(Data):
===============

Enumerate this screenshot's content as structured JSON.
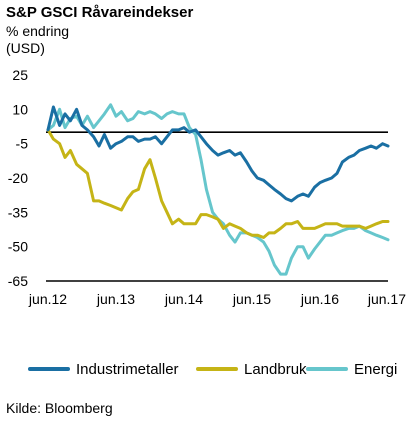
{
  "chart_data": {
    "type": "line",
    "title": "S&P GSCI Råvareindekser",
    "subtitle": "% endring",
    "unit": "(USD)",
    "ylim": [
      -65,
      25
    ],
    "yticks": [
      25,
      10,
      -5,
      -20,
      -35,
      -50,
      -65
    ],
    "xlim": [
      2012.45,
      2017.45
    ],
    "xticks": [
      {
        "label": "jun.12",
        "x": 2012.45
      },
      {
        "label": "jun.13",
        "x": 2013.45
      },
      {
        "label": "jun.14",
        "x": 2014.45
      },
      {
        "label": "jun.15",
        "x": 2015.45
      },
      {
        "label": "jun.16",
        "x": 2016.45
      },
      {
        "label": "jun.17",
        "x": 2017.45
      }
    ],
    "reference_line_y": 0,
    "grid": false,
    "legend_position": "bottom",
    "series": [
      {
        "name": "Industrimetaller",
        "color": "#1a6fa3",
        "x": [
          2012.45,
          2012.53,
          2012.62,
          2012.7,
          2012.78,
          2012.87,
          2012.95,
          2013.03,
          2013.12,
          2013.2,
          2013.28,
          2013.37,
          2013.45,
          2013.53,
          2013.62,
          2013.7,
          2013.78,
          2013.87,
          2013.95,
          2014.03,
          2014.12,
          2014.2,
          2014.28,
          2014.37,
          2014.45,
          2014.53,
          2014.62,
          2014.7,
          2014.78,
          2014.87,
          2014.95,
          2015.03,
          2015.12,
          2015.2,
          2015.28,
          2015.37,
          2015.45,
          2015.53,
          2015.62,
          2015.7,
          2015.78,
          2015.87,
          2015.95,
          2016.03,
          2016.12,
          2016.2,
          2016.28,
          2016.37,
          2016.45,
          2016.53,
          2016.62,
          2016.7,
          2016.78,
          2016.87,
          2016.95,
          2017.03,
          2017.12,
          2017.2,
          2017.28,
          2017.37,
          2017.45
        ],
        "values": [
          1,
          11,
          3,
          8,
          5,
          10,
          3,
          1,
          -2,
          -6,
          -1,
          -7,
          -5,
          -4,
          -2,
          -2,
          -4,
          -3,
          -3,
          -2,
          -5,
          -2,
          1,
          1,
          2,
          0,
          1,
          -2,
          -5,
          -8,
          -10,
          -9,
          -8,
          -10,
          -9,
          -13,
          -17,
          -20,
          -21,
          -23,
          -25,
          -27,
          -29,
          -30,
          -28,
          -27,
          -28,
          -24,
          -22,
          -21,
          -20,
          -18,
          -13,
          -11,
          -10,
          -8,
          -7,
          -6,
          -7,
          -5,
          -6
        ],
        "end_value": -6.5
      },
      {
        "name": "Landbruk",
        "color": "#c5b416",
        "x": [
          2012.45,
          2012.53,
          2012.62,
          2012.7,
          2012.78,
          2012.87,
          2012.95,
          2013.03,
          2013.12,
          2013.2,
          2013.28,
          2013.37,
          2013.45,
          2013.53,
          2013.62,
          2013.7,
          2013.78,
          2013.87,
          2013.95,
          2014.03,
          2014.12,
          2014.2,
          2014.28,
          2014.37,
          2014.45,
          2014.53,
          2014.62,
          2014.7,
          2014.78,
          2014.87,
          2014.95,
          2015.03,
          2015.12,
          2015.2,
          2015.28,
          2015.37,
          2015.45,
          2015.53,
          2015.62,
          2015.7,
          2015.78,
          2015.87,
          2015.95,
          2016.03,
          2016.12,
          2016.2,
          2016.28,
          2016.37,
          2016.45,
          2016.53,
          2016.62,
          2016.7,
          2016.78,
          2016.87,
          2016.95,
          2017.03,
          2017.12,
          2017.2,
          2017.28,
          2017.37,
          2017.45
        ],
        "values": [
          1,
          -3,
          -5,
          -11,
          -8,
          -14,
          -16,
          -18,
          -30,
          -30,
          -31,
          -32,
          -33,
          -34,
          -29,
          -26,
          -25,
          -16,
          -12,
          -20,
          -30,
          -35,
          -40,
          -38,
          -40,
          -40,
          -40,
          -36,
          -36,
          -37,
          -38,
          -42,
          -40,
          -41,
          -42,
          -44,
          -45,
          -45,
          -46,
          -44,
          -44,
          -42,
          -40,
          -40,
          -39,
          -42,
          -42,
          -42,
          -41,
          -40,
          -40,
          -40,
          -41,
          -41,
          -41,
          -41,
          -42,
          -41,
          -40,
          -39,
          -39
        ],
        "end_value": -39
      },
      {
        "name": "Energi",
        "color": "#66c6cc",
        "x": [
          2012.45,
          2012.53,
          2012.62,
          2012.7,
          2012.78,
          2012.87,
          2012.95,
          2013.03,
          2013.12,
          2013.2,
          2013.28,
          2013.37,
          2013.45,
          2013.53,
          2013.62,
          2013.7,
          2013.78,
          2013.87,
          2013.95,
          2014.03,
          2014.12,
          2014.2,
          2014.28,
          2014.37,
          2014.45,
          2014.53,
          2014.62,
          2014.7,
          2014.78,
          2014.87,
          2014.95,
          2015.03,
          2015.12,
          2015.2,
          2015.28,
          2015.37,
          2015.45,
          2015.53,
          2015.62,
          2015.7,
          2015.78,
          2015.87,
          2015.95,
          2016.03,
          2016.12,
          2016.2,
          2016.28,
          2016.37,
          2016.45,
          2016.53,
          2016.62,
          2016.7,
          2016.78,
          2016.87,
          2016.95,
          2017.03,
          2017.12,
          2017.2,
          2017.28,
          2017.37,
          2017.45
        ],
        "values": [
          1,
          3,
          10,
          2,
          6,
          7,
          3,
          7,
          2,
          5,
          8,
          12,
          7,
          9,
          5,
          6,
          9,
          8,
          9,
          8,
          6,
          8,
          9,
          8,
          8,
          2,
          -1,
          -12,
          -25,
          -35,
          -38,
          -40,
          -45,
          -48,
          -44,
          -44,
          -45,
          -46,
          -48,
          -52,
          -58,
          -62,
          -62,
          -55,
          -50,
          -50,
          -55,
          -51,
          -48,
          -45,
          -45,
          -44,
          -43,
          -42,
          -42,
          -41,
          -43,
          -44,
          -45,
          -46,
          -47
        ],
        "end_value": -47
      }
    ],
    "source": "Kilde: Bloomberg"
  }
}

===============

(Stated exercise): Quote every entry exactly, with the pictures omitted.

(Right answer):
Enumerate this screenshot's content as structured JSON.
{
  "chart_data": {
    "type": "line",
    "title": "S&P GSCI Råvareindekser",
    "subtitle": "% endring",
    "unit": "(USD)",
    "ylim": [
      -65,
      25
    ],
    "yticks": [
      25,
      10,
      -5,
      -20,
      -35,
      -50,
      -65
    ],
    "xlim": [
      2012.45,
      2017.45
    ],
    "xticks": [
      {
        "label": "jun.12",
        "x": 2012.45
      },
      {
        "label": "jun.13",
        "x": 2013.45
      },
      {
        "label": "jun.14",
        "x": 2014.45
      },
      {
        "label": "jun.15",
        "x": 2015.45
      },
      {
        "label": "jun.16",
        "x": 2016.45
      },
      {
        "label": "jun.17",
        "x": 2017.45
      }
    ],
    "reference_line_y": 0,
    "grid": false,
    "legend_position": "bottom",
    "series": [
      {
        "name": "Industrimetaller",
        "color": "#1a6fa3",
        "x": [
          2012.45,
          2012.53,
          2012.62,
          2012.7,
          2012.78,
          2012.87,
          2012.95,
          2013.03,
          2013.12,
          2013.2,
          2013.28,
          2013.37,
          2013.45,
          2013.53,
          2013.62,
          2013.7,
          2013.78,
          2013.87,
          2013.95,
          2014.03,
          2014.12,
          2014.2,
          2014.28,
          2014.37,
          2014.45,
          2014.53,
          2014.62,
          2014.7,
          2014.78,
          2014.87,
          2014.95,
          2015.03,
          2015.12,
          2015.2,
          2015.28,
          2015.37,
          2015.45,
          2015.53,
          2015.62,
          2015.7,
          2015.78,
          2015.87,
          2015.95,
          2016.03,
          2016.12,
          2016.2,
          2016.28,
          2016.37,
          2016.45,
          2016.53,
          2016.62,
          2016.7,
          2016.78,
          2016.87,
          2016.95,
          2017.03,
          2017.12,
          2017.2,
          2017.28,
          2017.37,
          2017.45
        ],
        "values": [
          1,
          11,
          3,
          8,
          5,
          10,
          3,
          1,
          -2,
          -6,
          -1,
          -7,
          -5,
          -4,
          -2,
          -2,
          -4,
          -3,
          -3,
          -2,
          -5,
          -2,
          1,
          1,
          2,
          0,
          1,
          -2,
          -5,
          -8,
          -10,
          -9,
          -8,
          -10,
          -9,
          -13,
          -17,
          -20,
          -21,
          -23,
          -25,
          -27,
          -29,
          -30,
          -28,
          -27,
          -28,
          -24,
          -22,
          -21,
          -20,
          -18,
          -13,
          -11,
          -10,
          -8,
          -7,
          -6,
          -7,
          -5,
          -6
        ],
        "end_value": -6.5
      },
      {
        "name": "Landbruk",
        "color": "#c5b416",
        "x": [
          2012.45,
          2012.53,
          2012.62,
          2012.7,
          2012.78,
          2012.87,
          2012.95,
          2013.03,
          2013.12,
          2013.2,
          2013.28,
          2013.37,
          2013.45,
          2013.53,
          2013.62,
          2013.7,
          2013.78,
          2013.87,
          2013.95,
          2014.03,
          2014.12,
          2014.2,
          2014.28,
          2014.37,
          2014.45,
          2014.53,
          2014.62,
          2014.7,
          2014.78,
          2014.87,
          2014.95,
          2015.03,
          2015.12,
          2015.2,
          2015.28,
          2015.37,
          2015.45,
          2015.53,
          2015.62,
          2015.7,
          2015.78,
          2015.87,
          2015.95,
          2016.03,
          2016.12,
          2016.2,
          2016.28,
          2016.37,
          2016.45,
          2016.53,
          2016.62,
          2016.7,
          2016.78,
          2016.87,
          2016.95,
          2017.03,
          2017.12,
          2017.2,
          2017.28,
          2017.37,
          2017.45
        ],
        "values": [
          1,
          -3,
          -5,
          -11,
          -8,
          -14,
          -16,
          -18,
          -30,
          -30,
          -31,
          -32,
          -33,
          -34,
          -29,
          -26,
          -25,
          -16,
          -12,
          -20,
          -30,
          -35,
          -40,
          -38,
          -40,
          -40,
          -40,
          -36,
          -36,
          -37,
          -38,
          -42,
          -40,
          -41,
          -42,
          -44,
          -45,
          -45,
          -46,
          -44,
          -44,
          -42,
          -40,
          -40,
          -39,
          -42,
          -42,
          -42,
          -41,
          -40,
          -40,
          -40,
          -41,
          -41,
          -41,
          -41,
          -42,
          -41,
          -40,
          -39,
          -39
        ],
        "end_value": -39
      },
      {
        "name": "Energi",
        "color": "#66c6cc",
        "x": [
          2012.45,
          2012.53,
          2012.62,
          2012.7,
          2012.78,
          2012.87,
          2012.95,
          2013.03,
          2013.12,
          2013.2,
          2013.28,
          2013.37,
          2013.45,
          2013.53,
          2013.62,
          2013.7,
          2013.78,
          2013.87,
          2013.95,
          2014.03,
          2014.12,
          2014.2,
          2014.28,
          2014.37,
          2014.45,
          2014.53,
          2014.62,
          2014.7,
          2014.78,
          2014.87,
          2014.95,
          2015.03,
          2015.12,
          2015.2,
          2015.28,
          2015.37,
          2015.45,
          2015.53,
          2015.62,
          2015.7,
          2015.78,
          2015.87,
          2015.95,
          2016.03,
          2016.12,
          2016.2,
          2016.28,
          2016.37,
          2016.45,
          2016.53,
          2016.62,
          2016.7,
          2016.78,
          2016.87,
          2016.95,
          2017.03,
          2017.12,
          2017.2,
          2017.28,
          2017.37,
          2017.45
        ],
        "values": [
          1,
          3,
          10,
          2,
          6,
          7,
          3,
          7,
          2,
          5,
          8,
          12,
          7,
          9,
          5,
          6,
          9,
          8,
          9,
          8,
          6,
          8,
          9,
          8,
          8,
          2,
          -1,
          -12,
          -25,
          -35,
          -38,
          -40,
          -45,
          -48,
          -44,
          -44,
          -45,
          -46,
          -48,
          -52,
          -58,
          -62,
          -62,
          -55,
          -50,
          -50,
          -55,
          -51,
          -48,
          -45,
          -45,
          -44,
          -43,
          -42,
          -42,
          -41,
          -43,
          -44,
          -45,
          -46,
          -47
        ],
        "end_value": -47
      }
    ],
    "source": "Kilde: Bloomberg"
  }
}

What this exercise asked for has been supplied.